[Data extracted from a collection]
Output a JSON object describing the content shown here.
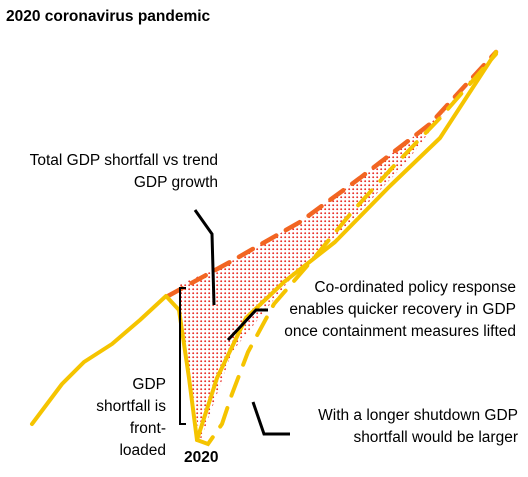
{
  "title": "2020 coronavirus pandemic",
  "annotations": {
    "total_shortfall": "Total GDP shortfall vs trend GDP growth",
    "policy_response": "Co-ordinated policy response enables quicker recovery in GDP once containment measures lifted",
    "front_loaded": "GDP shortfall is front-loaded",
    "longer_shutdown": "With a longer shutdown GDP shortfall would be larger"
  },
  "x_label": "2020",
  "colors": {
    "gdp_line": "#f5c400",
    "trend_line": "#f26522",
    "shortfall_fill": "#e8302a",
    "pointer": "#000000"
  }
}
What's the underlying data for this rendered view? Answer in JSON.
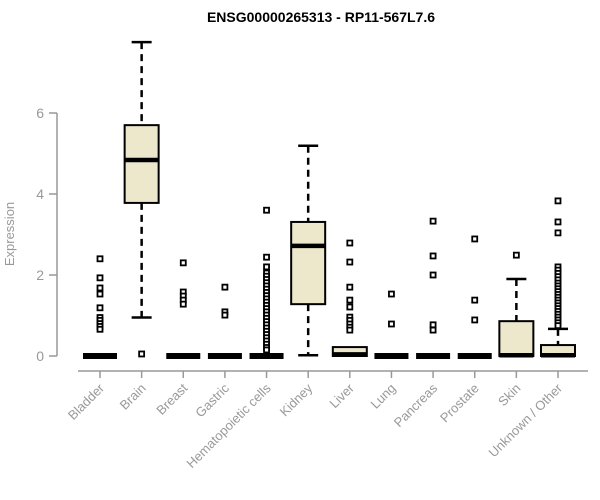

## Aim of the exercise
What is needed is an exact copy of every entry, minus the images.

## Output for this task
Output a JSON object describing the content shown here.
{
  "title": "2020 coronavirus pandemic",
  "annotations": {
    "total_shortfall": "Total GDP shortfall vs trend GDP growth",
    "policy_response": "Co-ordinated policy response enables quicker recovery in GDP once containment measures lifted",
    "front_loaded": "GDP shortfall is front-loaded",
    "longer_shutdown": "With a longer shutdown GDP shortfall would be larger"
  },
  "x_label": "2020",
  "colors": {
    "gdp_line": "#f5c400",
    "trend_line": "#f26522",
    "shortfall_fill": "#e8302a",
    "pointer": "#000000"
  }
}
What's the underlying data for this rendered view? Answer in JSON.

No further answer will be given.